● Provided information
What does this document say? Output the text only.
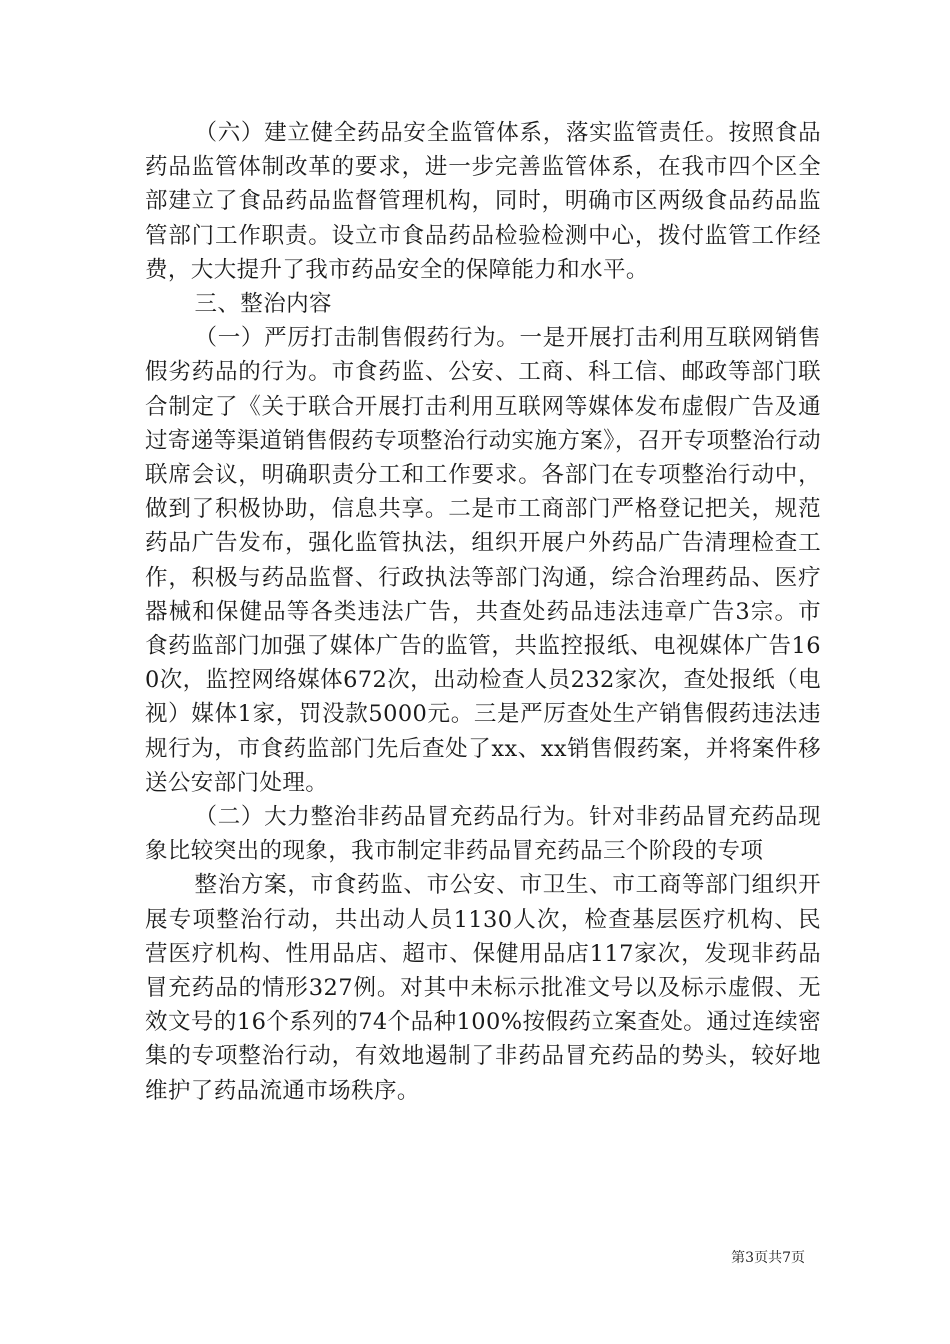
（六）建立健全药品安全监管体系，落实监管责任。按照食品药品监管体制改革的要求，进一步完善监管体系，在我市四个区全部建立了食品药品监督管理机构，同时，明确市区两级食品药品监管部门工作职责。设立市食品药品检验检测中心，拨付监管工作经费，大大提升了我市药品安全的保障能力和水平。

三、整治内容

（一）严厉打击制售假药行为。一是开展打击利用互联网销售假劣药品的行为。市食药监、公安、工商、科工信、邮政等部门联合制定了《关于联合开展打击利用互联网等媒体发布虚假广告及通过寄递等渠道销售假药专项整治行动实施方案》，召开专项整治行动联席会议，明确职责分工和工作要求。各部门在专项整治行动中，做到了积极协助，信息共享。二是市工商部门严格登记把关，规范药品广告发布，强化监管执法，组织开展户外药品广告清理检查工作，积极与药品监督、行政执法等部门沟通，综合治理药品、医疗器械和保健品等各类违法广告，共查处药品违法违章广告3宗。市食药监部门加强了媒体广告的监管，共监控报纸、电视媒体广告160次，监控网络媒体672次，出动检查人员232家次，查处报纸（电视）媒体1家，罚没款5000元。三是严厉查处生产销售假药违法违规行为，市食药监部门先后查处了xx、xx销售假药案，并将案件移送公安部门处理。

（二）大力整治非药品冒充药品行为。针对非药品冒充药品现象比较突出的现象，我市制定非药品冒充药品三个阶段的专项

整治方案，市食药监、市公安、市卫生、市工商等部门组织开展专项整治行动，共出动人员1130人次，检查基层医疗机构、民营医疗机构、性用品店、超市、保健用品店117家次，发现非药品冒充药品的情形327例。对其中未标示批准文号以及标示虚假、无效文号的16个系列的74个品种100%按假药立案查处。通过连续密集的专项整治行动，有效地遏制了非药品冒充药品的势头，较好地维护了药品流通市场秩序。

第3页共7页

---

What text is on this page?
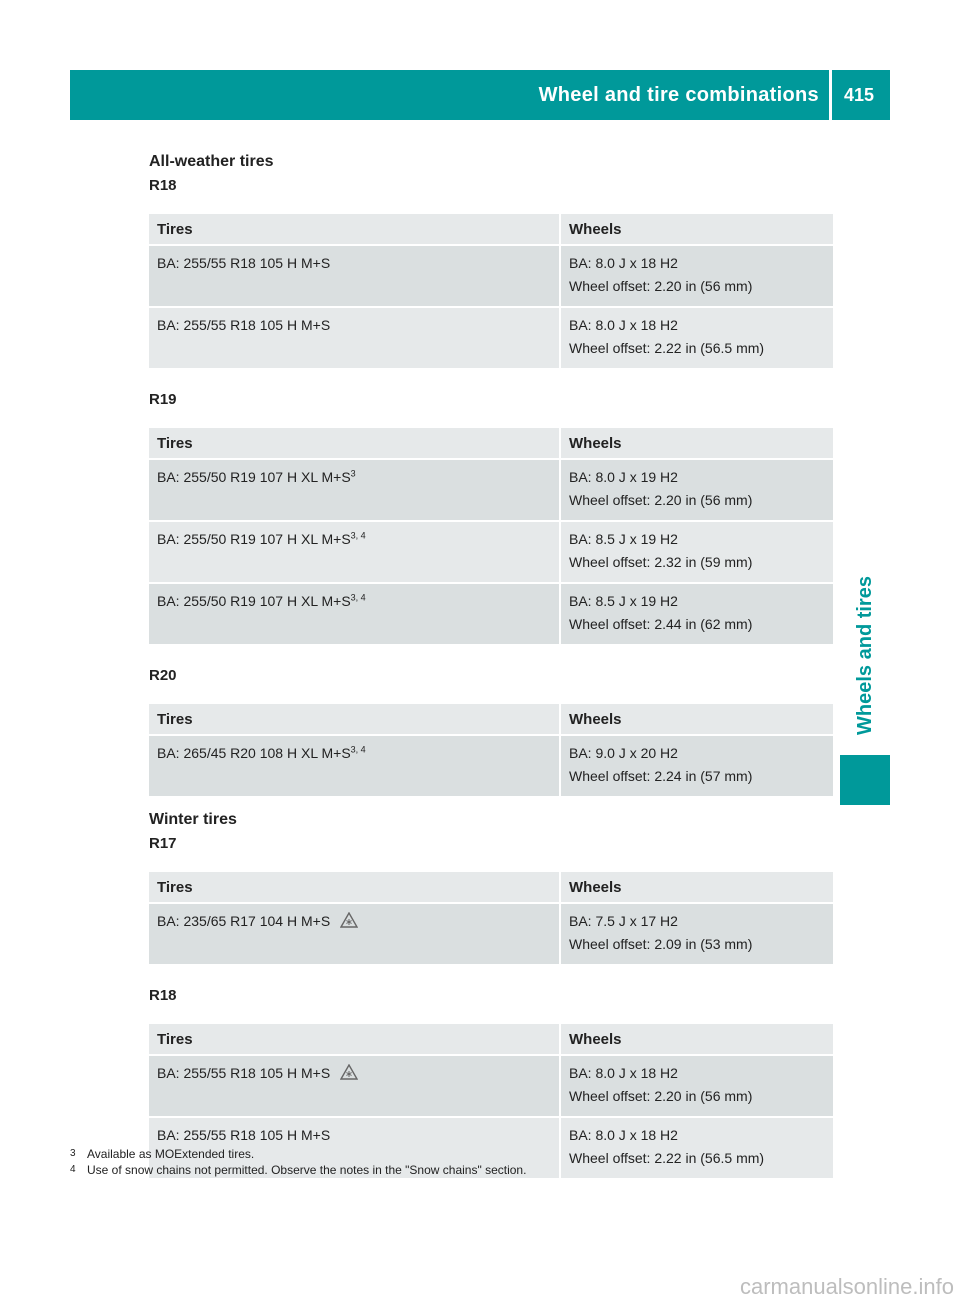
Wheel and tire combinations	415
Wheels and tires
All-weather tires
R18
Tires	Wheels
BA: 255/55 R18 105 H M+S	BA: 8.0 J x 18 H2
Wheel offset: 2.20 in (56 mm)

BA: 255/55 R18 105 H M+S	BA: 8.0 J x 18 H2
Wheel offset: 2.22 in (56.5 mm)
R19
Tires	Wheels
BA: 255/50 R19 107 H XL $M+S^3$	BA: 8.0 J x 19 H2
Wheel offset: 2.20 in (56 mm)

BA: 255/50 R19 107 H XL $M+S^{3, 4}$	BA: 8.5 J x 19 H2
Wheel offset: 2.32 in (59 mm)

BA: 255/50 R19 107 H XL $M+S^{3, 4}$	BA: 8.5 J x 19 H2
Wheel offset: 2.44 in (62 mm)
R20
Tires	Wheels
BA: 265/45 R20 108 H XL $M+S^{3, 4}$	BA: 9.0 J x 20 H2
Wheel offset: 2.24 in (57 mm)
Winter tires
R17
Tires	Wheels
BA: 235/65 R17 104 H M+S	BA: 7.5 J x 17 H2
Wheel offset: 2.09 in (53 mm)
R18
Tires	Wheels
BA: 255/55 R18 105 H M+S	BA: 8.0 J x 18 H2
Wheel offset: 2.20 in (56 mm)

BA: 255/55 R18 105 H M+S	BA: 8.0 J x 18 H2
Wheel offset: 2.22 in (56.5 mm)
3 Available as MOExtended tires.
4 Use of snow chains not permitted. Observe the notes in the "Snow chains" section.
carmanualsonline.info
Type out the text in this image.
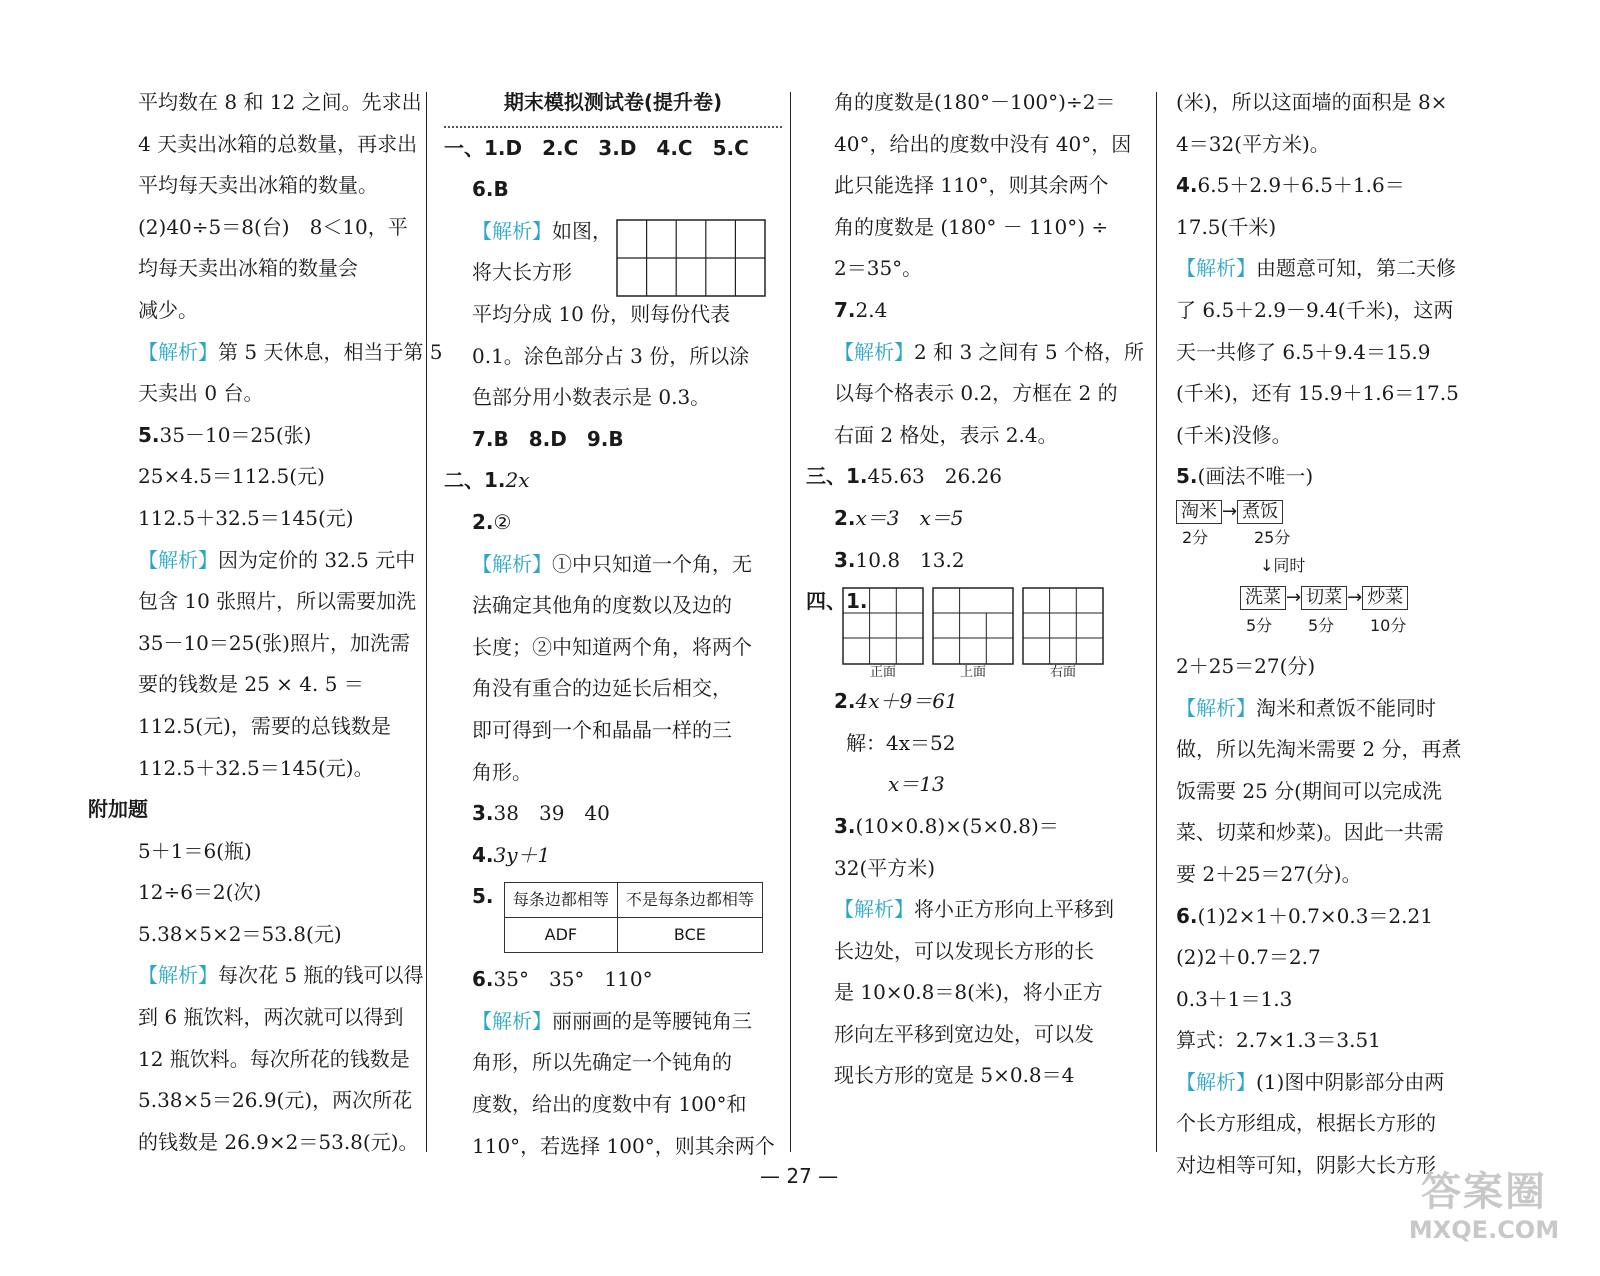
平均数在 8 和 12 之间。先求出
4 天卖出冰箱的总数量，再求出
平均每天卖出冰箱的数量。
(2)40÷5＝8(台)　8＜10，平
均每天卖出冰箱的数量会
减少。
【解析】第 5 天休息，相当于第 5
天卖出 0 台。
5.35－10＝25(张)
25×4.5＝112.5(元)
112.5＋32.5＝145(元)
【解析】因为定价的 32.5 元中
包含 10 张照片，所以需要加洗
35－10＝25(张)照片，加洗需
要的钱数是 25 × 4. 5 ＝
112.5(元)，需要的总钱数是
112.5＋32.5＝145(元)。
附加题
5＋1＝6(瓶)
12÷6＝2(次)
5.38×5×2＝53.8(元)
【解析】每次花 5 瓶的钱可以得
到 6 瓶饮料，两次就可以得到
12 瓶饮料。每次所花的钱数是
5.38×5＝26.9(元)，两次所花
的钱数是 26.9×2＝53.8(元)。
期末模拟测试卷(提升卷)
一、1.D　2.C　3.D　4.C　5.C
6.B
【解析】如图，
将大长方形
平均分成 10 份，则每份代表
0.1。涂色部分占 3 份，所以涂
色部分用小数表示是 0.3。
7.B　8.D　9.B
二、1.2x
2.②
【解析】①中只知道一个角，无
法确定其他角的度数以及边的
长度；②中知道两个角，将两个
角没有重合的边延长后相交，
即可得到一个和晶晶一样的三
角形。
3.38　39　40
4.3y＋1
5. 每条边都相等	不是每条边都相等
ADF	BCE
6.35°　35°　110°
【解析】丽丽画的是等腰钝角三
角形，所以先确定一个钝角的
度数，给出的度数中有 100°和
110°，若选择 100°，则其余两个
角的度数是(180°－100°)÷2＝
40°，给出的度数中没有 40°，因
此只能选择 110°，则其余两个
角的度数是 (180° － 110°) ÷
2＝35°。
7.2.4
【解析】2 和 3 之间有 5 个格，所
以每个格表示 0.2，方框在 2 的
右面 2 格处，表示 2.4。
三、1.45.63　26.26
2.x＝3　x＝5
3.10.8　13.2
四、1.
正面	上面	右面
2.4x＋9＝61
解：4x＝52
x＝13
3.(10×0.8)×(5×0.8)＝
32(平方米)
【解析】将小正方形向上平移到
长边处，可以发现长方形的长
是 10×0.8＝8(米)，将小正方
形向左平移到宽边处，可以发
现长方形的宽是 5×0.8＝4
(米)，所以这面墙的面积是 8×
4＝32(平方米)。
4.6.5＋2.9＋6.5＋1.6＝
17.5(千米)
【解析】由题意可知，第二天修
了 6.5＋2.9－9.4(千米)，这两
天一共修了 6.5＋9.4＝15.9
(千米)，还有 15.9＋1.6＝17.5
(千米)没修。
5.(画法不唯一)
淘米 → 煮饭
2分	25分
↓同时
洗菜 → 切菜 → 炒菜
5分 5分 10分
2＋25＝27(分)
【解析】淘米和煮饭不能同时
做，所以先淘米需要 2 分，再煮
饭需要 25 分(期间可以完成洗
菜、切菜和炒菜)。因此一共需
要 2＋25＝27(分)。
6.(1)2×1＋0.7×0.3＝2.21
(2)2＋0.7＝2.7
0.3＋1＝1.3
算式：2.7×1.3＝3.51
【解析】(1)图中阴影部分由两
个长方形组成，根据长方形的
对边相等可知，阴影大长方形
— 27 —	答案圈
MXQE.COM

● Exercise description
Return the lines of the records that include the string "What".

● Answer to this exercise
What does this document say? Output the text only.
What text is on this page?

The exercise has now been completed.